» **WHAT YOU HAVE TO DO**
Copy each line containing the word "GOLD" from the records that follow, please.

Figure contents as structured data
— START —

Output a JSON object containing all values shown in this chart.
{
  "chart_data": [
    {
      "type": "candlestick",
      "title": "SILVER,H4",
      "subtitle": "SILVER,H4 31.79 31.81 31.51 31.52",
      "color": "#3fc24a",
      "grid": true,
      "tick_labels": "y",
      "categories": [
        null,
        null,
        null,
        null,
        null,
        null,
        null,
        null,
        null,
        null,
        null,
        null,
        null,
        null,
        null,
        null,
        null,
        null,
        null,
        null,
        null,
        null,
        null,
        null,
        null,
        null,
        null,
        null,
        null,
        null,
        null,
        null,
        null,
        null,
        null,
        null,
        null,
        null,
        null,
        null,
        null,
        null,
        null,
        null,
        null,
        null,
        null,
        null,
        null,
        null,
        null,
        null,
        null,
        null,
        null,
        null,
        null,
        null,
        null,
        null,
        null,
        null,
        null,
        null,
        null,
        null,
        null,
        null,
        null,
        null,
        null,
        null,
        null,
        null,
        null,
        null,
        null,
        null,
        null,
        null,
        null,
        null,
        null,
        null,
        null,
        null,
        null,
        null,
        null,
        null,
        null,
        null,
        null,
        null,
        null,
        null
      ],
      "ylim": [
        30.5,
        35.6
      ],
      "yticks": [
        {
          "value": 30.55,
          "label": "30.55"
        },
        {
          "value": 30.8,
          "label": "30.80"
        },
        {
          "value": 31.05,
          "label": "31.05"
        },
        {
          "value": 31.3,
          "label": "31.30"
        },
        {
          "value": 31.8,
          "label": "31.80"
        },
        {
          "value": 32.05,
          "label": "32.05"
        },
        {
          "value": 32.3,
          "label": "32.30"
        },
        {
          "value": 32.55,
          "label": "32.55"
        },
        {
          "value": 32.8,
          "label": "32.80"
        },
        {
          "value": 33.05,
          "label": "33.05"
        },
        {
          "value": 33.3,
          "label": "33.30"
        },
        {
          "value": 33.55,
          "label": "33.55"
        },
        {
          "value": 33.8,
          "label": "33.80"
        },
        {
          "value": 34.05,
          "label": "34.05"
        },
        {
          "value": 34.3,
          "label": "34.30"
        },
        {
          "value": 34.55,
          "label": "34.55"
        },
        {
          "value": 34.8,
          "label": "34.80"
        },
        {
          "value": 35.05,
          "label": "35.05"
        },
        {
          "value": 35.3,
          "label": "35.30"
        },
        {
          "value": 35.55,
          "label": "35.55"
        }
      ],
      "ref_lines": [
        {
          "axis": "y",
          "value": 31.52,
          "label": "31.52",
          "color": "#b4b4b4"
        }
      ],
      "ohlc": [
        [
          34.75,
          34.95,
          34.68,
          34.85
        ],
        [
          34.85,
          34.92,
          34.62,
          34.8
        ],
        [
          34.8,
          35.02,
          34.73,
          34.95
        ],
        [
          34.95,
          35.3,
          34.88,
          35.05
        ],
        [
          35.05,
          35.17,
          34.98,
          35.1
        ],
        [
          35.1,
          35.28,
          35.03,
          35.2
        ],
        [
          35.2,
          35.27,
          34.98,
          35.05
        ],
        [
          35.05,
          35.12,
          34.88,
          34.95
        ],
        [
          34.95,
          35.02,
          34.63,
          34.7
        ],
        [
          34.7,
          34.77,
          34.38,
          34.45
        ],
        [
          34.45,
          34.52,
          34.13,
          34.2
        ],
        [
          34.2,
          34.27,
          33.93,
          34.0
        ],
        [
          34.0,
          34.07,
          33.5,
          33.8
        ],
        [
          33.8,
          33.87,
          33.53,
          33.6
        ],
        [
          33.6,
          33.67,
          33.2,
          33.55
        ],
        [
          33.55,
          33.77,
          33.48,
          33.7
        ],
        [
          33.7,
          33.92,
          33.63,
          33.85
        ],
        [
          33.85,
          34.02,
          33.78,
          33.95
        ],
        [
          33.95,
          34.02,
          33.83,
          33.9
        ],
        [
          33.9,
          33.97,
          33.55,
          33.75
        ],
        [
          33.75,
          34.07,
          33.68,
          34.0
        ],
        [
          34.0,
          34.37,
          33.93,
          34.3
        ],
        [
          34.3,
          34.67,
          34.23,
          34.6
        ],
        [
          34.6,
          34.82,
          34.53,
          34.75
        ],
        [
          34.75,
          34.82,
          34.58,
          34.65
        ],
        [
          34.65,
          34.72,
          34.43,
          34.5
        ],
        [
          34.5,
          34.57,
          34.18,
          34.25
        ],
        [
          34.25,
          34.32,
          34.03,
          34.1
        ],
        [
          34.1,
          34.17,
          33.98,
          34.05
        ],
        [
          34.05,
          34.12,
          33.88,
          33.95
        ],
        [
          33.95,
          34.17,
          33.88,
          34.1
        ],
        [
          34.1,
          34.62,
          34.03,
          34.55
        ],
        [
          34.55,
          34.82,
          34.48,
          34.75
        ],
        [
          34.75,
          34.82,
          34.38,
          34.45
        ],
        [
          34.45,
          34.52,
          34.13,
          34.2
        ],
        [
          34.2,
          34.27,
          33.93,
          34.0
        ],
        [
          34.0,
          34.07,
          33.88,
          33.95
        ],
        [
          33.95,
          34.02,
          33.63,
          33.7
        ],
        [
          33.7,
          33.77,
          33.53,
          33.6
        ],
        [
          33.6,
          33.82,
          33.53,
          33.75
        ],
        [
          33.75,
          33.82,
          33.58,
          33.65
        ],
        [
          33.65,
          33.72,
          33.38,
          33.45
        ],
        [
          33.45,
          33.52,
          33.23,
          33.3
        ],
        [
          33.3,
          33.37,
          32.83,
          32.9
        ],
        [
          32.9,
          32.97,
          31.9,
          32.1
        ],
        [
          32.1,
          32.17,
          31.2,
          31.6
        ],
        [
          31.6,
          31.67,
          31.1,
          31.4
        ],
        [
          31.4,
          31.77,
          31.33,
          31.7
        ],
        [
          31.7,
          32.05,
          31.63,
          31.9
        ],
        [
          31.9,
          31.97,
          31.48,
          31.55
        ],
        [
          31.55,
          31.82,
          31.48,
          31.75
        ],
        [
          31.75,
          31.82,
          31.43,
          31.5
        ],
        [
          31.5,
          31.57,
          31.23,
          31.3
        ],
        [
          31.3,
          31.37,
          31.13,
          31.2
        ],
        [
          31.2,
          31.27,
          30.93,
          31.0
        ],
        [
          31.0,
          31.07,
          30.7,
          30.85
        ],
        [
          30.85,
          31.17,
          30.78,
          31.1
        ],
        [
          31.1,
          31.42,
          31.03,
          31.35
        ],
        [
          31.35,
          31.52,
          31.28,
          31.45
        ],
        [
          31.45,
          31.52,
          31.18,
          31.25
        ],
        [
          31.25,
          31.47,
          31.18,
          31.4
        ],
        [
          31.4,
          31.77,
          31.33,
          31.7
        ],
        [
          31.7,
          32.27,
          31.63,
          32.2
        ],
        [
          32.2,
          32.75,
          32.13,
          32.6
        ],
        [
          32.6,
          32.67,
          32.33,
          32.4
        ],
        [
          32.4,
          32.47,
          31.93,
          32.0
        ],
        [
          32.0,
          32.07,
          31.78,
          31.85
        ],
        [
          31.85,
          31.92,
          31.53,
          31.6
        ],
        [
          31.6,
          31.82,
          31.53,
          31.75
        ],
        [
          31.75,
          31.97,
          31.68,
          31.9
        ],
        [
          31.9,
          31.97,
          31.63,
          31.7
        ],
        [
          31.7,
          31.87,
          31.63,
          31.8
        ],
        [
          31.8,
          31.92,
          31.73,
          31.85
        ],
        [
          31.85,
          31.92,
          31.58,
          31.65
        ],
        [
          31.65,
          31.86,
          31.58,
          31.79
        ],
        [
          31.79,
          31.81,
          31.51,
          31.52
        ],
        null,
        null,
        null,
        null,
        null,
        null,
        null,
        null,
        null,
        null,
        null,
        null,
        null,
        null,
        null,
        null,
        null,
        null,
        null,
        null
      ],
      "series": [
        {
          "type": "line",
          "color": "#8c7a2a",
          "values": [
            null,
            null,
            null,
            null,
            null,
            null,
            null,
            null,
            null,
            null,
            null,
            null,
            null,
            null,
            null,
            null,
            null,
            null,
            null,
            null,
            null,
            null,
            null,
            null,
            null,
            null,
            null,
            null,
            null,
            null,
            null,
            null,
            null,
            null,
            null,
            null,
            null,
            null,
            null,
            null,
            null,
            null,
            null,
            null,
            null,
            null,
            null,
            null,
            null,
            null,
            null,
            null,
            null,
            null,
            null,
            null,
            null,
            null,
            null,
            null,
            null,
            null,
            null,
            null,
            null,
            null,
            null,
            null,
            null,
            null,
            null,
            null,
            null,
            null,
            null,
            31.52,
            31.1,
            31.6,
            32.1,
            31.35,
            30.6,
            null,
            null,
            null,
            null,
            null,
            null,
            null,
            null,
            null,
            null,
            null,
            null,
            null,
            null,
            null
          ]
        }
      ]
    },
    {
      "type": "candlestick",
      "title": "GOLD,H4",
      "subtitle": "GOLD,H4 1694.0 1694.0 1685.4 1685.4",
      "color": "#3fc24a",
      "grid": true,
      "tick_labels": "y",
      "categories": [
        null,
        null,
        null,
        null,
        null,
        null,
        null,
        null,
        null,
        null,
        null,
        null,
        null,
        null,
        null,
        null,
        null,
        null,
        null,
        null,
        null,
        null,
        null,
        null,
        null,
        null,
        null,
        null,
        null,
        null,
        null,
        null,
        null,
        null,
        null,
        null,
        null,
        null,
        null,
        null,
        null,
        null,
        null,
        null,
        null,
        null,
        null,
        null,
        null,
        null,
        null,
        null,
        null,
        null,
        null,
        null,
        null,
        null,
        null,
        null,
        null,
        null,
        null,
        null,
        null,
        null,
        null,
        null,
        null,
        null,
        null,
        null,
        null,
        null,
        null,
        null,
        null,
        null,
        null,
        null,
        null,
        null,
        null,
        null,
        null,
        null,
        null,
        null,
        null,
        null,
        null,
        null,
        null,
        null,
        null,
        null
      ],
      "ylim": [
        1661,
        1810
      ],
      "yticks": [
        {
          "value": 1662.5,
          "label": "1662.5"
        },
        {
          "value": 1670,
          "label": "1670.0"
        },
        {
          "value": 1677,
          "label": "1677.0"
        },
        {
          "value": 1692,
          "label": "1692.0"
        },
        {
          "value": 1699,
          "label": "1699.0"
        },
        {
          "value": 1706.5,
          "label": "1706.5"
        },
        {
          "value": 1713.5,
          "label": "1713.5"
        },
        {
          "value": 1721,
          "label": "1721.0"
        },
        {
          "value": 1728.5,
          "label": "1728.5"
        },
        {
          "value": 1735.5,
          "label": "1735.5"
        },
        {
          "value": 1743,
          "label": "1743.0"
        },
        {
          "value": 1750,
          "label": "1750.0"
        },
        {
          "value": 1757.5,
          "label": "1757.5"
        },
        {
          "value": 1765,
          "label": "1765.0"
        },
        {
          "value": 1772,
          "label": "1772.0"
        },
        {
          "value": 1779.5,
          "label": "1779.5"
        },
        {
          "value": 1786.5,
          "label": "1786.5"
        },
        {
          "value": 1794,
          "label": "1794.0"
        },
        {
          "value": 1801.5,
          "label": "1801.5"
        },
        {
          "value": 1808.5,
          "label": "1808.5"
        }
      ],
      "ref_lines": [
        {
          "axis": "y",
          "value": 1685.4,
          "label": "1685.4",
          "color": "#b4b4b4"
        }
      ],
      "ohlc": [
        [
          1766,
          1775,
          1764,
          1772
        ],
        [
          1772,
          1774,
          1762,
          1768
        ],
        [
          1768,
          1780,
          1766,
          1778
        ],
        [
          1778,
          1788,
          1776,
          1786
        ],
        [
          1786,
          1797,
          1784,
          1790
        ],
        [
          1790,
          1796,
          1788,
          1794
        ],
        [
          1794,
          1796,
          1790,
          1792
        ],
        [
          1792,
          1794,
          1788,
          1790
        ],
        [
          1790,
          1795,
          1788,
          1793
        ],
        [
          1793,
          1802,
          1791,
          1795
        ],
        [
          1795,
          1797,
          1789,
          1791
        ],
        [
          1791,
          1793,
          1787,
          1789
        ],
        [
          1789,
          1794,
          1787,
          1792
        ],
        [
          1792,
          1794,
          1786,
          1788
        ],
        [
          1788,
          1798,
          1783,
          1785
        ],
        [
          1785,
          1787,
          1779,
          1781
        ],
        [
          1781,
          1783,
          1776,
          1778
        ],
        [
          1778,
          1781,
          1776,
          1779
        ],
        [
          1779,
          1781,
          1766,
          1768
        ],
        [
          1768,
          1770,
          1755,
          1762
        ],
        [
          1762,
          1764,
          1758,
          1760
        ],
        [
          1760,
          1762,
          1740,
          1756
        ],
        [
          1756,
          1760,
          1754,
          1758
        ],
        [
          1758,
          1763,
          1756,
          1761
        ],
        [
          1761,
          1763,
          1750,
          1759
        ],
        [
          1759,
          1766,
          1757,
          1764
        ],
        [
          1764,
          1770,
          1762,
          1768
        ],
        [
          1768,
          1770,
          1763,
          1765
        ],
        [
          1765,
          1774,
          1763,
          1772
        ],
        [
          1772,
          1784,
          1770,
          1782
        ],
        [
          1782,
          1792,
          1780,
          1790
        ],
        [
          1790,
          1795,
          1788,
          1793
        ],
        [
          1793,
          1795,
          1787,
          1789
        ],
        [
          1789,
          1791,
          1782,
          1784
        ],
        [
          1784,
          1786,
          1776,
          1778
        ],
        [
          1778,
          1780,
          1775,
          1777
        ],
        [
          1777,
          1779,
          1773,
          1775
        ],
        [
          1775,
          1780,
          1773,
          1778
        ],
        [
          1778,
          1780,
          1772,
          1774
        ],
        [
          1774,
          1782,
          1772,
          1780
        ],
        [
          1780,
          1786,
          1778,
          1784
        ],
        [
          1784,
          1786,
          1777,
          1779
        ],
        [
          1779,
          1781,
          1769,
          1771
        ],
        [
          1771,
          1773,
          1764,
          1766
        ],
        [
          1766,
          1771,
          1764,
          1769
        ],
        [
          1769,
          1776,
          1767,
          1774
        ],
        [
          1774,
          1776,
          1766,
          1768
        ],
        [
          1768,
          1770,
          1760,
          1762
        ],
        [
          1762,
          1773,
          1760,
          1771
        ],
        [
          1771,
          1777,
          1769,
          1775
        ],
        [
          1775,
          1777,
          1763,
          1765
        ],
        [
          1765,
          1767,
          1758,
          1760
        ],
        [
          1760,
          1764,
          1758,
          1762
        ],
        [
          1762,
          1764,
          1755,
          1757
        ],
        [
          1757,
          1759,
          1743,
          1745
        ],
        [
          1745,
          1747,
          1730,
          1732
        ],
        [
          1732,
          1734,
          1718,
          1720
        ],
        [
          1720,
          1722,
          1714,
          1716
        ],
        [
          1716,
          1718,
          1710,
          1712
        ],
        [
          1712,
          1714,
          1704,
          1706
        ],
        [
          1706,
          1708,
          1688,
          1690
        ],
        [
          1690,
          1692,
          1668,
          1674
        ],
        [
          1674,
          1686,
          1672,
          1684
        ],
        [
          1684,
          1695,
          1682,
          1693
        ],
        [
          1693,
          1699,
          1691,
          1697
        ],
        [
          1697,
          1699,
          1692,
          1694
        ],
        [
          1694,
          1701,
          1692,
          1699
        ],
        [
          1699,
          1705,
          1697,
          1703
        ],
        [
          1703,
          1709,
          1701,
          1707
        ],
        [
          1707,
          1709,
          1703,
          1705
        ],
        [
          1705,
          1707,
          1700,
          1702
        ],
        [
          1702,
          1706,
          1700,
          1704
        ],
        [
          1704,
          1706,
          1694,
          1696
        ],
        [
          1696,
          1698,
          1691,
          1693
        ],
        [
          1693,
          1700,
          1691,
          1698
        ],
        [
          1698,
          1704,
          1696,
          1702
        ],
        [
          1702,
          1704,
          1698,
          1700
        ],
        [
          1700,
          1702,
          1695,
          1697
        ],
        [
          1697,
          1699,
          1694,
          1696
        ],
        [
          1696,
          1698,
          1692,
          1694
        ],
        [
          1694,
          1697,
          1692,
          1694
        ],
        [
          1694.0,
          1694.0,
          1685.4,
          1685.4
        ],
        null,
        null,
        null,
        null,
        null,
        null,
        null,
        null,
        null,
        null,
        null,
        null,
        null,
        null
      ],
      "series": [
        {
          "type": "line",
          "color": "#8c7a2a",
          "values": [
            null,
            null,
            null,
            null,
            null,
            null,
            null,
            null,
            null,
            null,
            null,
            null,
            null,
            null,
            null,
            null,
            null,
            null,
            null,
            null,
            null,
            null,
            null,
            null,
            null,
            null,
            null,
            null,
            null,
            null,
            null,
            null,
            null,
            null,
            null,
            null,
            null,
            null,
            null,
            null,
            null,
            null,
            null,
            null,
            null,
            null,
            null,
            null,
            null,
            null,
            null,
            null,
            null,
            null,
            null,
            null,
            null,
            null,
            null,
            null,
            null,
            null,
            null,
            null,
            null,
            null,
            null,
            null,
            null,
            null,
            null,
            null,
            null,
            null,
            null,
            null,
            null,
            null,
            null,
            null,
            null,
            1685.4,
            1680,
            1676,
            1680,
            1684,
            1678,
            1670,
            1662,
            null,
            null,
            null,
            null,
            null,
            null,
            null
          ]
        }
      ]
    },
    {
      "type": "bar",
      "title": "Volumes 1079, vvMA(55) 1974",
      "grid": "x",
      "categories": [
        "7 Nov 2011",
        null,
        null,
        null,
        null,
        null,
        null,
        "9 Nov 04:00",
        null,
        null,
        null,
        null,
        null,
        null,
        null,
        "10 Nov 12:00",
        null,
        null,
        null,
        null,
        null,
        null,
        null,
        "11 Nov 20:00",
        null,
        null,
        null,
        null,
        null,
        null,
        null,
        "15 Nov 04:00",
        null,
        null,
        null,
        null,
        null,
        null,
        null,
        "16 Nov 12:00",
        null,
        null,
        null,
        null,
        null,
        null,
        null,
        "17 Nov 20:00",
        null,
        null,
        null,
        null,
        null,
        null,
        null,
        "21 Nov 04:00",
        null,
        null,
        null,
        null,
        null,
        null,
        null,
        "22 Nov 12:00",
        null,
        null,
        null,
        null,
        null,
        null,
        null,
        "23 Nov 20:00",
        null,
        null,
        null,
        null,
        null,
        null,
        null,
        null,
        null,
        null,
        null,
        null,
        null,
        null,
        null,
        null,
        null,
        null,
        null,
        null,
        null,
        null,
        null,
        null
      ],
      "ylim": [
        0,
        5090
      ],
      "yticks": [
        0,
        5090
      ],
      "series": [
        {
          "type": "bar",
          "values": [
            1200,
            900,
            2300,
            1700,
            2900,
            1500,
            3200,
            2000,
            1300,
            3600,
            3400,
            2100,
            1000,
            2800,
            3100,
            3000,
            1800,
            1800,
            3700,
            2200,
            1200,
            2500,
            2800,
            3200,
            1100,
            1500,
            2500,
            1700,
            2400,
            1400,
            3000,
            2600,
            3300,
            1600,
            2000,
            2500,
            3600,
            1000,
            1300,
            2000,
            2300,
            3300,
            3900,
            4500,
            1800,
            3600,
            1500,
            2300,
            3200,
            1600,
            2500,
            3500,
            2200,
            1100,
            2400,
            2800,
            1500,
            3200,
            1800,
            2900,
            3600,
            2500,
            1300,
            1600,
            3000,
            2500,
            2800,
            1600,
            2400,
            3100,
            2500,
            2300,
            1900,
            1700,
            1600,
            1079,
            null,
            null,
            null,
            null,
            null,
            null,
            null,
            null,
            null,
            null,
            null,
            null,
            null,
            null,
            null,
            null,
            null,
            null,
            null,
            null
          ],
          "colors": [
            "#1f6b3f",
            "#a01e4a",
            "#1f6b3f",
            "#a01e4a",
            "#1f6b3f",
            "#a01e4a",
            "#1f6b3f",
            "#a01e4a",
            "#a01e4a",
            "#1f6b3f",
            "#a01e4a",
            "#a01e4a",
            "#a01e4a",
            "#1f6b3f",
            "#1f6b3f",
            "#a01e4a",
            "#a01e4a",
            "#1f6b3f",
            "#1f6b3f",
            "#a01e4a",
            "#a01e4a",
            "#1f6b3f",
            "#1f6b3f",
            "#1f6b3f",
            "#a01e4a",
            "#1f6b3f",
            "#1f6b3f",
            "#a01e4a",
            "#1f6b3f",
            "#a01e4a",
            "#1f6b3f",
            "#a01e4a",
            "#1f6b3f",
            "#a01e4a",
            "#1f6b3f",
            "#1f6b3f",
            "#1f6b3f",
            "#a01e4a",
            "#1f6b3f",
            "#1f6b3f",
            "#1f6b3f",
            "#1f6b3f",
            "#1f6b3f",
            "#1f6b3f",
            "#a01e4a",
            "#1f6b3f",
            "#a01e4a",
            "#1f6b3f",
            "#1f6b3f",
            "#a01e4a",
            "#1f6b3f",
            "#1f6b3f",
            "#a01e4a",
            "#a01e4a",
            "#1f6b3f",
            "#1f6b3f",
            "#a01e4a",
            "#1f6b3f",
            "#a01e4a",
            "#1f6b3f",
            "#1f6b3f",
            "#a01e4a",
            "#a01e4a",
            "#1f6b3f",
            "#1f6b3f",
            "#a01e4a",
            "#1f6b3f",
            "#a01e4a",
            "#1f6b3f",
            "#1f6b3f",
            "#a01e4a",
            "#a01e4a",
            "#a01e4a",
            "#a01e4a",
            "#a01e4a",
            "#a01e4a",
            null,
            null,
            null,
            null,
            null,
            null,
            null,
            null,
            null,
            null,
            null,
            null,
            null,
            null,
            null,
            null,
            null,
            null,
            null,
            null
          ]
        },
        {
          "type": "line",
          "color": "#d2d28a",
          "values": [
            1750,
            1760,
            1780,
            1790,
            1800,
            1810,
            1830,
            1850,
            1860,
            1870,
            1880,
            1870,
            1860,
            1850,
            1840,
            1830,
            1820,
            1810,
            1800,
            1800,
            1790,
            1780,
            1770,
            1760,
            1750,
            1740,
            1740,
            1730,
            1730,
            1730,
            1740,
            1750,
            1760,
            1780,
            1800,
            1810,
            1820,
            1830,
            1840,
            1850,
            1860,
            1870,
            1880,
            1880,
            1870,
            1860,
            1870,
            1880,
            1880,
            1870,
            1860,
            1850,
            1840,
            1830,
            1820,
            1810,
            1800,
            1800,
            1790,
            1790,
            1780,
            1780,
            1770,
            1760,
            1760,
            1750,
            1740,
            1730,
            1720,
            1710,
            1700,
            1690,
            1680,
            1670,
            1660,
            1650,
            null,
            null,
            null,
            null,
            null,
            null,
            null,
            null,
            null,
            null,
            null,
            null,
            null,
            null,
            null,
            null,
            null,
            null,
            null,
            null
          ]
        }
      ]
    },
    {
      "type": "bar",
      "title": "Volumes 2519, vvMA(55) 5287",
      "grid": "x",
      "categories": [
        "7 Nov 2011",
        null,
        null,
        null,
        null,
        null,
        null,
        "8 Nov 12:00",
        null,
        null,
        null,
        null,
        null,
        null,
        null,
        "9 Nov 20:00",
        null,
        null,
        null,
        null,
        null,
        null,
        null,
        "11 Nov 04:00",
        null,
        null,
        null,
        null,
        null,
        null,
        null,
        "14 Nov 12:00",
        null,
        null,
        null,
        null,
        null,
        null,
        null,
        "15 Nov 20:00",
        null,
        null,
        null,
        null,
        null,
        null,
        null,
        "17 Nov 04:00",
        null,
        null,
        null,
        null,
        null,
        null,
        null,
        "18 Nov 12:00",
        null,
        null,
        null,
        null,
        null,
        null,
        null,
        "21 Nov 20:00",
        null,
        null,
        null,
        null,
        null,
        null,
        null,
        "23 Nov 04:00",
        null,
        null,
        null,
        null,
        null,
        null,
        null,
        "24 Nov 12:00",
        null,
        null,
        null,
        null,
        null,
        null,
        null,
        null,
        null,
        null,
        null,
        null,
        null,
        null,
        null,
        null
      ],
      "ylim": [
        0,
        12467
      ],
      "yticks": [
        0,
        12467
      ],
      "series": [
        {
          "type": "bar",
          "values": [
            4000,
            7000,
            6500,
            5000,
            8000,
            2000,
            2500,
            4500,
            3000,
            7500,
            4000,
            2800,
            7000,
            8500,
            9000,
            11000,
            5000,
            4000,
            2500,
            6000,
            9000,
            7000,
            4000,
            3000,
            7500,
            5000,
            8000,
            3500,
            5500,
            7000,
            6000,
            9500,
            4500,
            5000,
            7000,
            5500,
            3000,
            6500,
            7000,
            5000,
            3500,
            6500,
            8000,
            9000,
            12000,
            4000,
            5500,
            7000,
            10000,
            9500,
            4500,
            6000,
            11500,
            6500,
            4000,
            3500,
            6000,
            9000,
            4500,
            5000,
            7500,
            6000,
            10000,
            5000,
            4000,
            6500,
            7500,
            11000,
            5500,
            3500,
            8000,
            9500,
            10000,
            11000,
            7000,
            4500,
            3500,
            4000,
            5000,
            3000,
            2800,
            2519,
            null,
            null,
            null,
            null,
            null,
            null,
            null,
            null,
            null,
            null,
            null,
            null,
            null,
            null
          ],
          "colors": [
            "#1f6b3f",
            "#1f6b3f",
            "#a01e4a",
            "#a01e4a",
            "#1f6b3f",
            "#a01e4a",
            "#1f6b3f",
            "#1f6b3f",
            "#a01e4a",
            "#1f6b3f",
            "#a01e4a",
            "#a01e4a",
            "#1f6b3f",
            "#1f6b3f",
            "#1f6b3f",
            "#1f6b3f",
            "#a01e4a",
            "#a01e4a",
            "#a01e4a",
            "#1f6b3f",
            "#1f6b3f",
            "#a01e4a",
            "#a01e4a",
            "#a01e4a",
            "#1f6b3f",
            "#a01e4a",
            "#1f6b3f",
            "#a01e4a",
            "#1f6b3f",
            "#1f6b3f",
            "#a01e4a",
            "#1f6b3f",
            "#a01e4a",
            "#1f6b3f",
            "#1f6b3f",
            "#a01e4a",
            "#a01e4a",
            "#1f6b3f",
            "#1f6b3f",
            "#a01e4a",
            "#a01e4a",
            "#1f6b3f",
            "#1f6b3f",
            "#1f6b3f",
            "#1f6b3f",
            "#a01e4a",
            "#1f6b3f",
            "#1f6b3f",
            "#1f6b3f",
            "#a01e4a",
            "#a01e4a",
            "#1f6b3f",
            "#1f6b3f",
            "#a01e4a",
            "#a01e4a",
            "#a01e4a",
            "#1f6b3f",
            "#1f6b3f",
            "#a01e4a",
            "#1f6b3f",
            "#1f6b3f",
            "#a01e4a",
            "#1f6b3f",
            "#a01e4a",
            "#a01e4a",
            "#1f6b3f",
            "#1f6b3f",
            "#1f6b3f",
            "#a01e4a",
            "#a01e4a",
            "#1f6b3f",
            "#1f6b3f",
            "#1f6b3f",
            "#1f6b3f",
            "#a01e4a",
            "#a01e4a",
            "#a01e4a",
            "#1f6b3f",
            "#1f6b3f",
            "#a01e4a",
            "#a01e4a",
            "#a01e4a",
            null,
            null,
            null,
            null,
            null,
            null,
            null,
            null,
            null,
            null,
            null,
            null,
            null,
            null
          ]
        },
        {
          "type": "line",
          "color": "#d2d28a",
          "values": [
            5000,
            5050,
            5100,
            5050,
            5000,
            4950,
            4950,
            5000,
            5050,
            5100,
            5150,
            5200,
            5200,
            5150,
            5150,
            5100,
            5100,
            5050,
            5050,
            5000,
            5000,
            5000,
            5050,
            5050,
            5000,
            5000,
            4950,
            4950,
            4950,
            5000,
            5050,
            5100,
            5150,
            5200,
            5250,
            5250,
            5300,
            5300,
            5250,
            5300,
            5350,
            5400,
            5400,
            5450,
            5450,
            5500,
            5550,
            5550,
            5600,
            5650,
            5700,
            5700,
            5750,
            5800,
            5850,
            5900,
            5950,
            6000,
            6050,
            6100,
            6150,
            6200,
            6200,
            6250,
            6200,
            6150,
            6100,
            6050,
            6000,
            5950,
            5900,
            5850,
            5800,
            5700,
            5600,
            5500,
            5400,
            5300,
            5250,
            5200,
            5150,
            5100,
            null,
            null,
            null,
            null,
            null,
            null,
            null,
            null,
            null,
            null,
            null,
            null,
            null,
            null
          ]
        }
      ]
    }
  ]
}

— END —

» **FINISHED TASK**
      "title": "GOLD,H4",
      "subtitle": "GOLD,H4 1694.0 1694.0 1685.4 1685.4",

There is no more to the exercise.